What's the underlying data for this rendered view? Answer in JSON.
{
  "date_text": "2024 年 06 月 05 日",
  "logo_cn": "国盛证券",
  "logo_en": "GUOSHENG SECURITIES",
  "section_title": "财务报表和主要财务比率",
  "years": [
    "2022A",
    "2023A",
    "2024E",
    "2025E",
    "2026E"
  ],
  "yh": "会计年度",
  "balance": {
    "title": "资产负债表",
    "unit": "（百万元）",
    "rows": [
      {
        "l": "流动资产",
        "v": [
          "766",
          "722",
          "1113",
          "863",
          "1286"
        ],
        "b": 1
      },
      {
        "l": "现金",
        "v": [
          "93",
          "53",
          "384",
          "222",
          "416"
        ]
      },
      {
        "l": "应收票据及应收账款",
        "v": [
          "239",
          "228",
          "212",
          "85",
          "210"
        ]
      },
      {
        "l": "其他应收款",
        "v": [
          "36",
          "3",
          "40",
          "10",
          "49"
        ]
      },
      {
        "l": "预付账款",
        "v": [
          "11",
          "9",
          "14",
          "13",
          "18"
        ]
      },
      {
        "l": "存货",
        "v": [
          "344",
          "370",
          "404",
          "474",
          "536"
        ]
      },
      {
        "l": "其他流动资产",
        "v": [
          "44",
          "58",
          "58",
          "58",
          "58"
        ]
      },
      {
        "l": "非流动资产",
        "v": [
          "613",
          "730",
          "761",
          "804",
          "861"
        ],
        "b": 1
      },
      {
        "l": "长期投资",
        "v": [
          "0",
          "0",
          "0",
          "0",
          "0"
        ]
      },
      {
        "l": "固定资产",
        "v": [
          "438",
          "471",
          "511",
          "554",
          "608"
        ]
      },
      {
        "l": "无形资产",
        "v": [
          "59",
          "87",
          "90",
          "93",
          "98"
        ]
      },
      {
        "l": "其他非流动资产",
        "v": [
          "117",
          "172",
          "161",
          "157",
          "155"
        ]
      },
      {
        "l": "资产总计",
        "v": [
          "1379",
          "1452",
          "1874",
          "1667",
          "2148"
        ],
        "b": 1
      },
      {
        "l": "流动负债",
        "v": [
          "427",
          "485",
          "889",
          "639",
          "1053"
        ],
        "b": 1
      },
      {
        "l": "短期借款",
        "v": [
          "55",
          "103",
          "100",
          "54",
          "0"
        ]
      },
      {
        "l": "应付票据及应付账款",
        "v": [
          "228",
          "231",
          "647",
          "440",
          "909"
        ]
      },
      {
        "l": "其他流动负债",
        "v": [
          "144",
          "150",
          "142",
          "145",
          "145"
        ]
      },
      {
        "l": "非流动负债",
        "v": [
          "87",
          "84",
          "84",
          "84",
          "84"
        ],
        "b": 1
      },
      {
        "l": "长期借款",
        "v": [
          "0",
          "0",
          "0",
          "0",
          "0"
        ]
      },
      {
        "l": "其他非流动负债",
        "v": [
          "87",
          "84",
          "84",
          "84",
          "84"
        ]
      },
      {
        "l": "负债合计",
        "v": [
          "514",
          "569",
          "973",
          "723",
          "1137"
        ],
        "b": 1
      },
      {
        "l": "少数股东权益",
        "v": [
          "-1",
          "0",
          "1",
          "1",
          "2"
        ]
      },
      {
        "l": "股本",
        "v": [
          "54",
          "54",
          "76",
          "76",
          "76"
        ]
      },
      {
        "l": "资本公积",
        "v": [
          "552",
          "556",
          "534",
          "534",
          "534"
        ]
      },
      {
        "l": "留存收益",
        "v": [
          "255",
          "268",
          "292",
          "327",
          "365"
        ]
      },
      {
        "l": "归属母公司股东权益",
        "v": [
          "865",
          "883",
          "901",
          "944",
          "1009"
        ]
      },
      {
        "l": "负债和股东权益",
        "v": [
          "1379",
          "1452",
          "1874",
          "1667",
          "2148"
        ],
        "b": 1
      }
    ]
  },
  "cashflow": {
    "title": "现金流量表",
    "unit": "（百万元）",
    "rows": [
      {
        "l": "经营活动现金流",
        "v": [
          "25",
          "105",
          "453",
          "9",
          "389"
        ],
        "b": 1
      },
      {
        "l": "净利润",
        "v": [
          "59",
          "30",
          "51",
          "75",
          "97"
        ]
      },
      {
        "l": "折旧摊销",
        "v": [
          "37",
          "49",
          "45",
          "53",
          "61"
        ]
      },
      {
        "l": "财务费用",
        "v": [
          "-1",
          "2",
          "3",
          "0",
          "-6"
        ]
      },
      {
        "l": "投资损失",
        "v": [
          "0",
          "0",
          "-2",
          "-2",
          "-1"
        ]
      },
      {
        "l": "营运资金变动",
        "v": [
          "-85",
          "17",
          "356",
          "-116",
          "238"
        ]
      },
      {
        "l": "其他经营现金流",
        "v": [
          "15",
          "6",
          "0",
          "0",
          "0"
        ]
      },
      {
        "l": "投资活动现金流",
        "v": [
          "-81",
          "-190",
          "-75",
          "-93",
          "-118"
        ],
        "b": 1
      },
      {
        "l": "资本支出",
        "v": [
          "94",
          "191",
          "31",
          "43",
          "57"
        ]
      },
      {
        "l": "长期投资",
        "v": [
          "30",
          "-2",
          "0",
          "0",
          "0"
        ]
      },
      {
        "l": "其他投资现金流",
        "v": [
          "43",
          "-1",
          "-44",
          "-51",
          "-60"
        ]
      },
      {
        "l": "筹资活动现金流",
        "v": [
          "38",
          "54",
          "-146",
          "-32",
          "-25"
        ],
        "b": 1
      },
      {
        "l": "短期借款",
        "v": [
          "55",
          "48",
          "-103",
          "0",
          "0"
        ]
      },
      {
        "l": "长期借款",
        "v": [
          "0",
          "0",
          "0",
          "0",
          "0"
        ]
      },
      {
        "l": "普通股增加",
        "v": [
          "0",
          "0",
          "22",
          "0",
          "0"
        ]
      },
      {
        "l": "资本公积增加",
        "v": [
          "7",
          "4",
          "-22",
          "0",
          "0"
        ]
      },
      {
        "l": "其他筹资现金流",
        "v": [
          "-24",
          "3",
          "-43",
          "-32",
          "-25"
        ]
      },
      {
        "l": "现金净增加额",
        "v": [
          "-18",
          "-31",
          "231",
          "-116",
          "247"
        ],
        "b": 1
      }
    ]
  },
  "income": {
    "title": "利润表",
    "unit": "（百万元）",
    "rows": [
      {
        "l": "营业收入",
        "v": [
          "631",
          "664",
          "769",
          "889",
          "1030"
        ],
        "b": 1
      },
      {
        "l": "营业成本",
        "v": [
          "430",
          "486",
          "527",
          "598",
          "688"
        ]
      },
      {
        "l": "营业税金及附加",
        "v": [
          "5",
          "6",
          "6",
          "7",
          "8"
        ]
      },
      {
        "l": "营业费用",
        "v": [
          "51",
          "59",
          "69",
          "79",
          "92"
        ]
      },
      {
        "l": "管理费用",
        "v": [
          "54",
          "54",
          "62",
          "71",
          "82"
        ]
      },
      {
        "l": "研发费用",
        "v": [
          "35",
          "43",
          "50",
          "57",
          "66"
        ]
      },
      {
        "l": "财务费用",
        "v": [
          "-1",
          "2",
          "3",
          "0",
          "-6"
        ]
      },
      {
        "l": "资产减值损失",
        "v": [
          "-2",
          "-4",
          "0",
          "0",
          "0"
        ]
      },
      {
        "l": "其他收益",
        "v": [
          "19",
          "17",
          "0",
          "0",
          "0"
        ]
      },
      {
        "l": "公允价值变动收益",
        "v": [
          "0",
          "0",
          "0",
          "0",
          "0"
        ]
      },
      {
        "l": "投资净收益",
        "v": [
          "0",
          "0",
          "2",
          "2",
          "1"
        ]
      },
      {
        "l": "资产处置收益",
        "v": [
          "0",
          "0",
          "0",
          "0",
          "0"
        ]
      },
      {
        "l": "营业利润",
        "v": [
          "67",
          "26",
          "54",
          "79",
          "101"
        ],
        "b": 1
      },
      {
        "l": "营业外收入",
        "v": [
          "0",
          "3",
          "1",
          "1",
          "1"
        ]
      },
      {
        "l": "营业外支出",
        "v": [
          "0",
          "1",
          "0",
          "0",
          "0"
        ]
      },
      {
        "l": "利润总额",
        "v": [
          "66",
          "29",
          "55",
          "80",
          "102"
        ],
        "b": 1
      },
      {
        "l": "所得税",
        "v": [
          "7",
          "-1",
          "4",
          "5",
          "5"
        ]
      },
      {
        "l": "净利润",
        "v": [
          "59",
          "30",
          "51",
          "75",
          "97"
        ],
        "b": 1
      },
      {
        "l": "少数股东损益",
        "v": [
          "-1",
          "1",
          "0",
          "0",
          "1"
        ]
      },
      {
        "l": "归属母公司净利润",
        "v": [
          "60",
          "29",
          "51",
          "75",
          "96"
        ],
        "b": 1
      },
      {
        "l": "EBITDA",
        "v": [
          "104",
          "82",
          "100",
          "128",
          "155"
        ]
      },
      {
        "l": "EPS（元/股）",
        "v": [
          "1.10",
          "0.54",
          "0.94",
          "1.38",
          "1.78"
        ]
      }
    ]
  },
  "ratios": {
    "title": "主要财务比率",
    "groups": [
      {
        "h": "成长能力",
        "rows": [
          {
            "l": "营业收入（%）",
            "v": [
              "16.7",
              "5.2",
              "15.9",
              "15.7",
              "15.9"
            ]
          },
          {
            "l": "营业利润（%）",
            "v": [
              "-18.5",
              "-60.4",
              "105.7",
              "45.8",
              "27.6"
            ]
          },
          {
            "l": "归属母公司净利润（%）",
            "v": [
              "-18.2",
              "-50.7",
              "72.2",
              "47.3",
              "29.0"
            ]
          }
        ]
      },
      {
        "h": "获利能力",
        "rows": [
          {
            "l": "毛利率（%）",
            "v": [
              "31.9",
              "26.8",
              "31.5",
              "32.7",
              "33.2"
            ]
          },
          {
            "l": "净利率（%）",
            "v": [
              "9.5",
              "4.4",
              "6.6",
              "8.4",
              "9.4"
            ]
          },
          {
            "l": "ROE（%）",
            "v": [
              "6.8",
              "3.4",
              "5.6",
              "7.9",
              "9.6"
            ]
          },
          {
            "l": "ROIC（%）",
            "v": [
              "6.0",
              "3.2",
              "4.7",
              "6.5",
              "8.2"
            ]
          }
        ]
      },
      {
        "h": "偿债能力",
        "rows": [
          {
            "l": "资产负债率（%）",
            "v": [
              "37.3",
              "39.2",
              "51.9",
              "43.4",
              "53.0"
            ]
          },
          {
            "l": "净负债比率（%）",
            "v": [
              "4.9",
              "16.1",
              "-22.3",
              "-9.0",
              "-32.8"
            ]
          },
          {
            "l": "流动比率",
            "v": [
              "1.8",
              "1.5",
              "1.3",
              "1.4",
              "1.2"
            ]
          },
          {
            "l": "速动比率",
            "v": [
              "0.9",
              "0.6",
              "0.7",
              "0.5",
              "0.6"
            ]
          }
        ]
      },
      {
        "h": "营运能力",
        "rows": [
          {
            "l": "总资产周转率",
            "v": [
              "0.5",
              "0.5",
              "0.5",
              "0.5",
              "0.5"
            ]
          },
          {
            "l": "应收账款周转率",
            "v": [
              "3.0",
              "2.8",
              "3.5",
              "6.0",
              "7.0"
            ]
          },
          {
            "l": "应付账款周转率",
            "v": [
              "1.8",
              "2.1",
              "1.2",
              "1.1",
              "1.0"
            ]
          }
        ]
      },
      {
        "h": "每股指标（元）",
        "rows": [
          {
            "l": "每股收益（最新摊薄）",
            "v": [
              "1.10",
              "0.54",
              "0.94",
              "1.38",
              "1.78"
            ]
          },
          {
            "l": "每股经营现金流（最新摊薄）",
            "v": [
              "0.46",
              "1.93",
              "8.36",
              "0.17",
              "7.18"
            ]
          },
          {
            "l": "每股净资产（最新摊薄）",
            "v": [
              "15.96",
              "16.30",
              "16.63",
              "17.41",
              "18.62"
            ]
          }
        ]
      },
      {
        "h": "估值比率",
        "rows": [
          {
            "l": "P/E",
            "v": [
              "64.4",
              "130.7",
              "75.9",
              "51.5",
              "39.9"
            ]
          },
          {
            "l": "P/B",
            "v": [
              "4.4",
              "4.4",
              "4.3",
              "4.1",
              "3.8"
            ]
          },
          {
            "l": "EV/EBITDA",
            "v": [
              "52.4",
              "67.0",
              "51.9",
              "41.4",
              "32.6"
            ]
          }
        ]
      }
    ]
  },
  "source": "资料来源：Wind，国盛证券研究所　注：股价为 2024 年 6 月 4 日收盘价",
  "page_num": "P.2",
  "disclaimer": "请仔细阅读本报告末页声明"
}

--

WHAT TO DO –
Whichever lines contain the string "最新摊薄", select and copy them.

EXPECTED ANSWER –
            "l": "每股收益（最新摊薄）",
            "l": "每股经营现金流（最新摊薄）",
            "l": "每股净资产（最新摊薄）",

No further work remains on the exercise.